WHAT TO WORK ON
Every entry below should be printed exactly, without its images.

DATA SHOWN
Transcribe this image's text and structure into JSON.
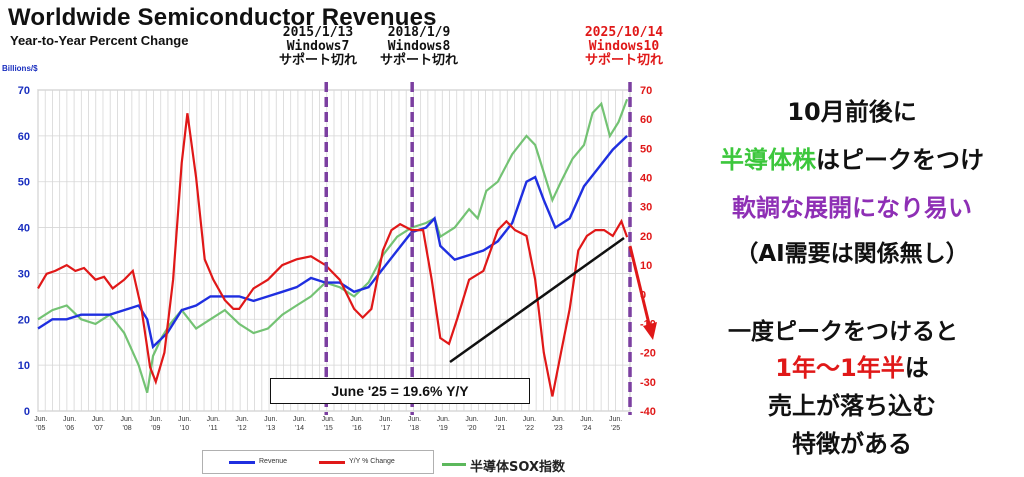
{
  "title": "Worldwide Semiconductor Revenues",
  "subtitle": "Year-to-Year Percent Change",
  "ylabel_left": "Billions/$",
  "annotations": [
    {
      "date": "2015/1/13",
      "os": "Windows7",
      "note": "サポート切れ"
    },
    {
      "date": "2018/1/9",
      "os": "Windows8",
      "note": "サポート切れ"
    },
    {
      "date": "2025/10/14",
      "os": "Windows10",
      "note": "サポート切れ"
    }
  ],
  "june_box": "June '25 = 19.6% Y/Y",
  "legend": {
    "revenue": "Revenue",
    "yoy": "Y/Y % Change",
    "sox": "半導体SOX指数"
  },
  "commentary": {
    "line1": "10月前後に",
    "line2a": "半導体株",
    "line2b": "はピークをつけ",
    "line3": "軟調な展開になり易い",
    "line4": "（AI需要は関係無し）",
    "line5": "一度ピークをつけると",
    "line6a": "1年〜1年半",
    "line6b": "は",
    "line7": "売上が落ち込む",
    "line8": "特徴がある"
  },
  "colors": {
    "revenue": "#1f2fe0",
    "yoy": "#e01818",
    "sox": "#5cb85c",
    "marker": "#7b3fa0",
    "highlight_green": "#3cc73c",
    "highlight_purple": "#8e2fb5",
    "highlight_red": "#e01818"
  },
  "chart_data": {
    "type": "line",
    "title": "Worldwide Semiconductor Revenues",
    "subtitle": "Year-to-Year Percent Change",
    "ylabel": "Billions/$",
    "y_left": {
      "min": 0,
      "max": 70,
      "ticks": [
        "0",
        "10",
        "20",
        "30",
        "40",
        "50",
        "60",
        "70"
      ]
    },
    "y_right": {
      "min": -40,
      "max": 70,
      "ticks": [
        "-40",
        "-30",
        "-20",
        "-10",
        "0",
        "10",
        "20",
        "30",
        "40",
        "50",
        "60",
        "70"
      ]
    },
    "x_ticks": [
      [
        "Jun.",
        "'05"
      ],
      [
        "Jun.",
        "'06"
      ],
      [
        "Jun.",
        "'07"
      ],
      [
        "Jun.",
        "'08"
      ],
      [
        "Jun.",
        "'09"
      ],
      [
        "Jun.",
        "'10"
      ],
      [
        "Jun.",
        "'11"
      ],
      [
        "Jun.",
        "'12"
      ],
      [
        "Jun.",
        "'13"
      ],
      [
        "Jun.",
        "'14"
      ],
      [
        "Jun.",
        "'15"
      ],
      [
        "Jun.",
        "'16"
      ],
      [
        "Jun.",
        "'17"
      ],
      [
        "Jun.",
        "'18"
      ],
      [
        "Jun.",
        "'19"
      ],
      [
        "Jun.",
        "'20"
      ],
      [
        "Jun.",
        "'21"
      ],
      [
        "Jun.",
        "'22"
      ],
      [
        "Jun.",
        "'23"
      ],
      [
        "Jun.",
        "'24"
      ],
      [
        "Jun.",
        "'25"
      ]
    ],
    "series": [
      {
        "name": "Revenue",
        "axis": "left",
        "x": [
          2005.0,
          2005.5,
          2006.0,
          2006.5,
          2007.0,
          2007.5,
          2008.0,
          2008.5,
          2008.8,
          2009.0,
          2009.5,
          2010.0,
          2010.5,
          2011.0,
          2011.5,
          2012.0,
          2012.5,
          2013.0,
          2013.5,
          2014.0,
          2014.5,
          2015.0,
          2015.5,
          2016.0,
          2016.5,
          2017.0,
          2017.5,
          2018.0,
          2018.5,
          2018.8,
          2019.0,
          2019.5,
          2020.0,
          2020.5,
          2021.0,
          2021.5,
          2022.0,
          2022.3,
          2022.6,
          2023.0,
          2023.5,
          2024.0,
          2024.5,
          2025.0,
          2025.5
        ],
        "y": [
          18,
          20,
          20,
          21,
          21,
          21,
          22,
          23,
          20,
          14,
          17,
          22,
          23,
          25,
          25,
          25,
          24,
          25,
          26,
          27,
          29,
          28,
          28,
          26,
          27,
          31,
          35,
          39,
          40,
          42,
          36,
          33,
          34,
          35,
          37,
          41,
          50,
          51,
          46,
          40,
          42,
          49,
          53,
          57,
          60
        ]
      },
      {
        "name": "Y/Y % Change",
        "axis": "right",
        "x": [
          2005.0,
          2005.3,
          2005.6,
          2006.0,
          2006.3,
          2006.6,
          2007.0,
          2007.3,
          2007.6,
          2008.0,
          2008.3,
          2008.6,
          2008.9,
          2009.1,
          2009.4,
          2009.7,
          2010.0,
          2010.2,
          2010.5,
          2010.8,
          2011.1,
          2011.5,
          2011.8,
          2012.0,
          2012.5,
          2013.0,
          2013.5,
          2014.0,
          2014.5,
          2015.0,
          2015.5,
          2016.0,
          2016.3,
          2016.6,
          2017.0,
          2017.3,
          2017.6,
          2018.0,
          2018.4,
          2018.7,
          2019.0,
          2019.3,
          2019.6,
          2020.0,
          2020.5,
          2021.0,
          2021.3,
          2021.6,
          2022.0,
          2022.3,
          2022.6,
          2022.9,
          2023.2,
          2023.5,
          2023.8,
          2024.1,
          2024.4,
          2024.7,
          2025.0,
          2025.3,
          2025.5
        ],
        "y": [
          2,
          7,
          8,
          10,
          8,
          9,
          5,
          6,
          2,
          5,
          8,
          -5,
          -25,
          -30,
          -20,
          5,
          45,
          62,
          40,
          12,
          5,
          -2,
          -5,
          -5,
          2,
          5,
          10,
          12,
          13,
          10,
          5,
          -5,
          -8,
          -5,
          15,
          22,
          24,
          22,
          22,
          5,
          -15,
          -17,
          -8,
          5,
          8,
          22,
          25,
          22,
          20,
          5,
          -20,
          -35,
          -20,
          -5,
          15,
          20,
          22,
          22,
          20,
          25,
          19.6
        ]
      },
      {
        "name": "半導体SOX指数",
        "axis": "left",
        "x": [
          2005.0,
          2005.5,
          2006.0,
          2006.5,
          2007.0,
          2007.5,
          2008.0,
          2008.5,
          2008.8,
          2009.0,
          2009.3,
          2009.6,
          2010.0,
          2010.5,
          2011.0,
          2011.5,
          2012.0,
          2012.5,
          2013.0,
          2013.5,
          2014.0,
          2014.5,
          2015.0,
          2015.5,
          2016.0,
          2016.5,
          2017.0,
          2017.5,
          2018.0,
          2018.5,
          2018.8,
          2019.0,
          2019.5,
          2020.0,
          2020.3,
          2020.6,
          2021.0,
          2021.5,
          2022.0,
          2022.3,
          2022.6,
          2022.9,
          2023.2,
          2023.6,
          2024.0,
          2024.3,
          2024.6,
          2024.9,
          2025.2,
          2025.5
        ],
        "y": [
          20,
          22,
          23,
          20,
          19,
          21,
          17,
          10,
          4,
          12,
          16,
          19,
          22,
          18,
          20,
          22,
          19,
          17,
          18,
          21,
          23,
          25,
          28,
          27,
          25,
          28,
          34,
          38,
          40,
          41,
          42,
          38,
          40,
          44,
          42,
          48,
          50,
          56,
          60,
          58,
          52,
          46,
          50,
          55,
          58,
          65,
          67,
          60,
          63,
          68
        ]
      }
    ]
  }
}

TASK RESPONSE
Transcribe this image's text and structure into JSON.
{
  "title": "Worldwide Semiconductor Revenues",
  "subtitle": "Year-to-Year Percent Change",
  "ylabel_left": "Billions/$",
  "annotations": [
    {
      "date": "2015/1/13",
      "os": "Windows7",
      "note": "サポート切れ"
    },
    {
      "date": "2018/1/9",
      "os": "Windows8",
      "note": "サポート切れ"
    },
    {
      "date": "2025/10/14",
      "os": "Windows10",
      "note": "サポート切れ"
    }
  ],
  "june_box": "June '25 = 19.6% Y/Y",
  "legend": {
    "revenue": "Revenue",
    "yoy": "Y/Y % Change",
    "sox": "半導体SOX指数"
  },
  "commentary": {
    "line1": "10月前後に",
    "line2a": "半導体株",
    "line2b": "はピークをつけ",
    "line3": "軟調な展開になり易い",
    "line4": "（AI需要は関係無し）",
    "line5": "一度ピークをつけると",
    "line6a": "1年〜1年半",
    "line6b": "は",
    "line7": "売上が落ち込む",
    "line8": "特徴がある"
  },
  "colors": {
    "revenue": "#1f2fe0",
    "yoy": "#e01818",
    "sox": "#5cb85c",
    "marker": "#7b3fa0",
    "highlight_green": "#3cc73c",
    "highlight_purple": "#8e2fb5",
    "highlight_red": "#e01818"
  },
  "chart_data": {
    "type": "line",
    "title": "Worldwide Semiconductor Revenues",
    "subtitle": "Year-to-Year Percent Change",
    "ylabel": "Billions/$",
    "y_left": {
      "min": 0,
      "max": 70,
      "ticks": [
        "0",
        "10",
        "20",
        "30",
        "40",
        "50",
        "60",
        "70"
      ]
    },
    "y_right": {
      "min": -40,
      "max": 70,
      "ticks": [
        "-40",
        "-30",
        "-20",
        "-10",
        "0",
        "10",
        "20",
        "30",
        "40",
        "50",
        "60",
        "70"
      ]
    },
    "x_ticks": [
      [
        "Jun.",
        "'05"
      ],
      [
        "Jun.",
        "'06"
      ],
      [
        "Jun.",
        "'07"
      ],
      [
        "Jun.",
        "'08"
      ],
      [
        "Jun.",
        "'09"
      ],
      [
        "Jun.",
        "'10"
      ],
      [
        "Jun.",
        "'11"
      ],
      [
        "Jun.",
        "'12"
      ],
      [
        "Jun.",
        "'13"
      ],
      [
        "Jun.",
        "'14"
      ],
      [
        "Jun.",
        "'15"
      ],
      [
        "Jun.",
        "'16"
      ],
      [
        "Jun.",
        "'17"
      ],
      [
        "Jun.",
        "'18"
      ],
      [
        "Jun.",
        "'19"
      ],
      [
        "Jun.",
        "'20"
      ],
      [
        "Jun.",
        "'21"
      ],
      [
        "Jun.",
        "'22"
      ],
      [
        "Jun.",
        "'23"
      ],
      [
        "Jun.",
        "'24"
      ],
      [
        "Jun.",
        "'25"
      ]
    ],
    "series": [
      {
        "name": "Revenue",
        "axis": "left",
        "x": [
          2005.0,
          2005.5,
          2006.0,
          2006.5,
          2007.0,
          2007.5,
          2008.0,
          2008.5,
          2008.8,
          2009.0,
          2009.5,
          2010.0,
          2010.5,
          2011.0,
          2011.5,
          2012.0,
          2012.5,
          2013.0,
          2013.5,
          2014.0,
          2014.5,
          2015.0,
          2015.5,
          2016.0,
          2016.5,
          2017.0,
          2017.5,
          2018.0,
          2018.5,
          2018.8,
          2019.0,
          2019.5,
          2020.0,
          2020.5,
          2021.0,
          2021.5,
          2022.0,
          2022.3,
          2022.6,
          2023.0,
          2023.5,
          2024.0,
          2024.5,
          2025.0,
          2025.5
        ],
        "y": [
          18,
          20,
          20,
          21,
          21,
          21,
          22,
          23,
          20,
          14,
          17,
          22,
          23,
          25,
          25,
          25,
          24,
          25,
          26,
          27,
          29,
          28,
          28,
          26,
          27,
          31,
          35,
          39,
          40,
          42,
          36,
          33,
          34,
          35,
          37,
          41,
          50,
          51,
          46,
          40,
          42,
          49,
          53,
          57,
          60
        ]
      },
      {
        "name": "Y/Y % Change",
        "axis": "right",
        "x": [
          2005.0,
          2005.3,
          2005.6,
          2006.0,
          2006.3,
          2006.6,
          2007.0,
          2007.3,
          2007.6,
          2008.0,
          2008.3,
          2008.6,
          2008.9,
          2009.1,
          2009.4,
          2009.7,
          2010.0,
          2010.2,
          2010.5,
          2010.8,
          2011.1,
          2011.5,
          2011.8,
          2012.0,
          2012.5,
          2013.0,
          2013.5,
          2014.0,
          2014.5,
          2015.0,
          2015.5,
          2016.0,
          2016.3,
          2016.6,
          2017.0,
          2017.3,
          2017.6,
          2018.0,
          2018.4,
          2018.7,
          2019.0,
          2019.3,
          2019.6,
          2020.0,
          2020.5,
          2021.0,
          2021.3,
          2021.6,
          2022.0,
          2022.3,
          2022.6,
          2022.9,
          2023.2,
          2023.5,
          2023.8,
          2024.1,
          2024.4,
          2024.7,
          2025.0,
          2025.3,
          2025.5
        ],
        "y": [
          2,
          7,
          8,
          10,
          8,
          9,
          5,
          6,
          2,
          5,
          8,
          -5,
          -25,
          -30,
          -20,
          5,
          45,
          62,
          40,
          12,
          5,
          -2,
          -5,
          -5,
          2,
          5,
          10,
          12,
          13,
          10,
          5,
          -5,
          -8,
          -5,
          15,
          22,
          24,
          22,
          22,
          5,
          -15,
          -17,
          -8,
          5,
          8,
          22,
          25,
          22,
          20,
          5,
          -20,
          -35,
          -20,
          -5,
          15,
          20,
          22,
          22,
          20,
          25,
          19.6
        ]
      },
      {
        "name": "半導体SOX指数",
        "axis": "left",
        "x": [
          2005.0,
          2005.5,
          2006.0,
          2006.5,
          2007.0,
          2007.5,
          2008.0,
          2008.5,
          2008.8,
          2009.0,
          2009.3,
          2009.6,
          2010.0,
          2010.5,
          2011.0,
          2011.5,
          2012.0,
          2012.5,
          2013.0,
          2013.5,
          2014.0,
          2014.5,
          2015.0,
          2015.5,
          2016.0,
          2016.5,
          2017.0,
          2017.5,
          2018.0,
          2018.5,
          2018.8,
          2019.0,
          2019.5,
          2020.0,
          2020.3,
          2020.6,
          2021.0,
          2021.5,
          2022.0,
          2022.3,
          2022.6,
          2022.9,
          2023.2,
          2023.6,
          2024.0,
          2024.3,
          2024.6,
          2024.9,
          2025.2,
          2025.5
        ],
        "y": [
          20,
          22,
          23,
          20,
          19,
          21,
          17,
          10,
          4,
          12,
          16,
          19,
          22,
          18,
          20,
          22,
          19,
          17,
          18,
          21,
          23,
          25,
          28,
          27,
          25,
          28,
          34,
          38,
          40,
          41,
          42,
          38,
          40,
          44,
          42,
          48,
          50,
          56,
          60,
          58,
          52,
          46,
          50,
          55,
          58,
          65,
          67,
          60,
          63,
          68
        ]
      }
    ]
  }
}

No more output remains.